*TASK TO COMPLETE*.
Copy the material below line for line, from its first line through the line containing "copy-link-label: Copy link", including both of those lines.

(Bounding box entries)
----------------------------------------
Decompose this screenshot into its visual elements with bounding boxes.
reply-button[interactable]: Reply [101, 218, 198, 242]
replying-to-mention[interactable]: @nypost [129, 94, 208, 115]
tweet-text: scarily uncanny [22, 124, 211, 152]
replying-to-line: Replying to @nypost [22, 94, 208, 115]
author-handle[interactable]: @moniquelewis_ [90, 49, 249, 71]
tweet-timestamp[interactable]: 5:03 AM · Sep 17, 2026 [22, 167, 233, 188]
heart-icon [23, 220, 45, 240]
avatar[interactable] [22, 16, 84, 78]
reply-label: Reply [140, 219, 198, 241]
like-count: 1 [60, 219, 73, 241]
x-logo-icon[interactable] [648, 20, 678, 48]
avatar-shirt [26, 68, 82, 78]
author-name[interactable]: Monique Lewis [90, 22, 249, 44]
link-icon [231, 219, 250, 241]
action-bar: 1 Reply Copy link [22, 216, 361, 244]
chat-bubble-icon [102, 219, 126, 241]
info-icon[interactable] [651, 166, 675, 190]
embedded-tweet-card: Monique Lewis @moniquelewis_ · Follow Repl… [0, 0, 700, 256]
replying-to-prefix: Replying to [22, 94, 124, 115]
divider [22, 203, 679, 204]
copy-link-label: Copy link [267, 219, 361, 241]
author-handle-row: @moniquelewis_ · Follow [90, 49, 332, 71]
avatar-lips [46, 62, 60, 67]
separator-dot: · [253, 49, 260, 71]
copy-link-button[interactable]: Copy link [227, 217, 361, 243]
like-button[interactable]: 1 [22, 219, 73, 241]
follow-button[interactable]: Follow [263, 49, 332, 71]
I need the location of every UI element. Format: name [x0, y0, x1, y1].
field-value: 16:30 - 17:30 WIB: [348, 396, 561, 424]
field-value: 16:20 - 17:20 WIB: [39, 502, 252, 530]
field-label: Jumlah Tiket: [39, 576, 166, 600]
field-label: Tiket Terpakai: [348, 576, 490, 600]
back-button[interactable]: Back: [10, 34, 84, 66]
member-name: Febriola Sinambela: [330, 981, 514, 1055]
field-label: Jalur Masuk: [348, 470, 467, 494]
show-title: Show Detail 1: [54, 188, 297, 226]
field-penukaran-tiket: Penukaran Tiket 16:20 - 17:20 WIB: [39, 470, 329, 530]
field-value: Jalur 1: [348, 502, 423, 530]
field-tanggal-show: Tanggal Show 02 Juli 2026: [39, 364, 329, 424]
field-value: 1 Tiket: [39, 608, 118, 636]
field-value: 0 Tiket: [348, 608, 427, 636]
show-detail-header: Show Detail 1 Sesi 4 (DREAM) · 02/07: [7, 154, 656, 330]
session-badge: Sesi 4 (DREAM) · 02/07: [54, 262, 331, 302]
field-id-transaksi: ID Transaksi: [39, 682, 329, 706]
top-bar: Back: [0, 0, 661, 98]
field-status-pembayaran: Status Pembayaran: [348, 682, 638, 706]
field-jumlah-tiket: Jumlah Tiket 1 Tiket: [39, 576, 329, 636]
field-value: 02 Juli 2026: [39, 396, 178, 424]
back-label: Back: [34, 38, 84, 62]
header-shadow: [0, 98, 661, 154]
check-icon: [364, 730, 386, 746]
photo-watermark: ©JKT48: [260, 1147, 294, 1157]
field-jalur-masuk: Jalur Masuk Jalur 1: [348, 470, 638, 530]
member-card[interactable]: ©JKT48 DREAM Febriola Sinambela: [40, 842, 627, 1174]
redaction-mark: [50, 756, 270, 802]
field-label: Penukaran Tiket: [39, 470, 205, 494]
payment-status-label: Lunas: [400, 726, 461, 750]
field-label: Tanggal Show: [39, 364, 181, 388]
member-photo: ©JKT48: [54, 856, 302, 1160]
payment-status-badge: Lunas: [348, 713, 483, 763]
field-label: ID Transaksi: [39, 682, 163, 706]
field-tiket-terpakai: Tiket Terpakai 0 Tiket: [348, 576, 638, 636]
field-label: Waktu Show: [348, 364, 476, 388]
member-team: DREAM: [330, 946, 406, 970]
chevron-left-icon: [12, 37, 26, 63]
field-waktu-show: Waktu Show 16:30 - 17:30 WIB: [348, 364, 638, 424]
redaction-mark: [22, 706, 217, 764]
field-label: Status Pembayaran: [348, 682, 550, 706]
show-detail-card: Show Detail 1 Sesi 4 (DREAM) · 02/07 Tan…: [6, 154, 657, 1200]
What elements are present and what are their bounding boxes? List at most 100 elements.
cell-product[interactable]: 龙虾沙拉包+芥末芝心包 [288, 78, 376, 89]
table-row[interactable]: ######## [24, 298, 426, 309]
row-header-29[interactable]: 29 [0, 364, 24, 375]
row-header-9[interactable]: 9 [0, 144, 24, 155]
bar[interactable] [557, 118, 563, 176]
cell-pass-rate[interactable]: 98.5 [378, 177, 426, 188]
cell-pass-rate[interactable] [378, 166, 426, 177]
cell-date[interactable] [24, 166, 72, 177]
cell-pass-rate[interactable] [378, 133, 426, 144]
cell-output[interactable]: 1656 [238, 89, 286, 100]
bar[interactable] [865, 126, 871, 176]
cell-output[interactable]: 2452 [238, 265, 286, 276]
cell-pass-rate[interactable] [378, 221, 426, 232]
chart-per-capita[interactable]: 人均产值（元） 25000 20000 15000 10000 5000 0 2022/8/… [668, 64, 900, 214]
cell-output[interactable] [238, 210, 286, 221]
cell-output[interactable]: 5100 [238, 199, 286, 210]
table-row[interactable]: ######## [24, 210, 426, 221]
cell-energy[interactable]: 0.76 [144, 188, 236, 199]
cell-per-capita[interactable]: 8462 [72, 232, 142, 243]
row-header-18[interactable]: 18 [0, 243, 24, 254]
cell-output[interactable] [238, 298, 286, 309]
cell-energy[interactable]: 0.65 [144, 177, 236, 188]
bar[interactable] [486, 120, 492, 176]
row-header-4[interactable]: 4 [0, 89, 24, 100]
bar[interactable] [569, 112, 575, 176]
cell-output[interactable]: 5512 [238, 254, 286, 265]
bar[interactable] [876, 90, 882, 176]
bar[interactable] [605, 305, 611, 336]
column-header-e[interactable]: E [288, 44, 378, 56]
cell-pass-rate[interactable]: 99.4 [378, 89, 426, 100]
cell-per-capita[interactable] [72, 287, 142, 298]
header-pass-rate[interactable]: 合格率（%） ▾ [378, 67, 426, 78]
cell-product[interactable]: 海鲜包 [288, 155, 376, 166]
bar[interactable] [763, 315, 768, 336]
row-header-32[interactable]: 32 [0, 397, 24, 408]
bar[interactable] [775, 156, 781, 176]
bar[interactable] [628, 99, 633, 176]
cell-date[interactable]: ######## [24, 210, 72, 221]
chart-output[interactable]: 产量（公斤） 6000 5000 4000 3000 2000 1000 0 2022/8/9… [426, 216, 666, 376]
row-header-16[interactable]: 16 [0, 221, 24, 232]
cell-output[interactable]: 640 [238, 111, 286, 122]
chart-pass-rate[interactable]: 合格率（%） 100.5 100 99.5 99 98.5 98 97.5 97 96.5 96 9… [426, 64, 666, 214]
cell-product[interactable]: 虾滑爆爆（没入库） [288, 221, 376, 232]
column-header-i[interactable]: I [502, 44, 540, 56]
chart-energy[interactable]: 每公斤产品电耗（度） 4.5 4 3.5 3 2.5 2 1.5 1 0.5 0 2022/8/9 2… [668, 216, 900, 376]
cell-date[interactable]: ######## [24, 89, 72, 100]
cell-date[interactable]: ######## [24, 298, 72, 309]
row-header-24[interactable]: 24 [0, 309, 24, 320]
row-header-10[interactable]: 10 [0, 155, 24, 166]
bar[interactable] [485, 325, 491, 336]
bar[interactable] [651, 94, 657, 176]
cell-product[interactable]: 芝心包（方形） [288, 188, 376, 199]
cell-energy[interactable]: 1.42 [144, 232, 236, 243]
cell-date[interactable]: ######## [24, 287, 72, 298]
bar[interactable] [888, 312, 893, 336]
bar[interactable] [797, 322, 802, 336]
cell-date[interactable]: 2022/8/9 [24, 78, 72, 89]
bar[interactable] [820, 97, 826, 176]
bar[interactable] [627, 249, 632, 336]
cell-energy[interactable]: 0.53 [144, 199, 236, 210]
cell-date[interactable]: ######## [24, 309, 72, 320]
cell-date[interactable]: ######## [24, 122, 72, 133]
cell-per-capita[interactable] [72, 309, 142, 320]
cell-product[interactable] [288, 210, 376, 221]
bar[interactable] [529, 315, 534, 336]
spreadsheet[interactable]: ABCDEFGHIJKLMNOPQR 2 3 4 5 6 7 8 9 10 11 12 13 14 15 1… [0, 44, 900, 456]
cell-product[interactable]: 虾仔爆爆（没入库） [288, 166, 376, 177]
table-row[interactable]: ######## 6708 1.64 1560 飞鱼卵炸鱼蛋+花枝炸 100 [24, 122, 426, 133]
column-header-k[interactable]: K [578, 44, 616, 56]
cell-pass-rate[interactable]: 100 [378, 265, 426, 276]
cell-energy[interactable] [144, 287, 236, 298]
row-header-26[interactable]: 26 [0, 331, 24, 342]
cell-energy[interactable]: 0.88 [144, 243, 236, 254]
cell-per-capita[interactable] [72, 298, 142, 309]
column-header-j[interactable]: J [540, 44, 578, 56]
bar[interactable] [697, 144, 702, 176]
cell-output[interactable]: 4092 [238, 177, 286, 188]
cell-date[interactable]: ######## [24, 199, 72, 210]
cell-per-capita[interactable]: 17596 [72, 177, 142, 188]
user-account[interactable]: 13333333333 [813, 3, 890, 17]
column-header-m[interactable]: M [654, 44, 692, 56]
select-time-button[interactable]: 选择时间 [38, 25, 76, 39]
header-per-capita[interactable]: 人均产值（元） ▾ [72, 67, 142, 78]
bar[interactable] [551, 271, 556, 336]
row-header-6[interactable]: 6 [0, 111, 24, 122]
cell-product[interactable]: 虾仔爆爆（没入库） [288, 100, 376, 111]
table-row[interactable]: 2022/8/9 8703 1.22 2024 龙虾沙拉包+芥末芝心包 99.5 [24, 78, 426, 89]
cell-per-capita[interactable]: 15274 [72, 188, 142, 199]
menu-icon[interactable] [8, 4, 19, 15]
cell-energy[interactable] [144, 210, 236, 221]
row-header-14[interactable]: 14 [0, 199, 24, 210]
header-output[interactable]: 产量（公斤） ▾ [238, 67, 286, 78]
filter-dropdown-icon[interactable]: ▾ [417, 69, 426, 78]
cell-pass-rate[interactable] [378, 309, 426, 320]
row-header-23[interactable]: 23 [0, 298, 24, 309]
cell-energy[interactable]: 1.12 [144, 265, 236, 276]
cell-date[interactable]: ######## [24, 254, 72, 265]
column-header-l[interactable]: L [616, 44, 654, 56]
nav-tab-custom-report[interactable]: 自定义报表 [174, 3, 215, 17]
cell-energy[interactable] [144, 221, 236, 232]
----------------------------------------
*WRITTEN ANSWER*.
Decompose this screenshot into its visual elements with bounding boxes.
reply-button[interactable]: Reply [101, 218, 198, 242]
replying-to-mention[interactable]: @nypost [129, 94, 208, 115]
tweet-text: scarily uncanny [22, 124, 211, 152]
replying-to-line: Replying to @nypost [22, 94, 208, 115]
author-handle[interactable]: @moniquelewis_ [90, 49, 249, 71]
tweet-timestamp[interactable]: 5:03 AM · Sep 17, 2026 [22, 167, 233, 188]
heart-icon [23, 220, 45, 240]
avatar[interactable] [22, 16, 84, 78]
reply-label: Reply [140, 219, 198, 241]
like-count: 1 [60, 219, 73, 241]
x-logo-icon[interactable] [648, 20, 678, 48]
avatar-shirt [26, 68, 82, 78]
author-name[interactable]: Monique Lewis [90, 22, 249, 44]
link-icon [231, 219, 250, 241]
action-bar: 1 Reply Copy link [22, 216, 361, 244]
chat-bubble-icon [102, 219, 126, 241]
info-icon[interactable] [651, 166, 675, 190]
embedded-tweet-card: Monique Lewis @moniquelewis_ · Follow Repl… [0, 0, 700, 256]
replying-to-prefix: Replying to [22, 94, 124, 115]
divider [22, 203, 679, 204]
copy-link-label: Copy link [267, 219, 361, 241]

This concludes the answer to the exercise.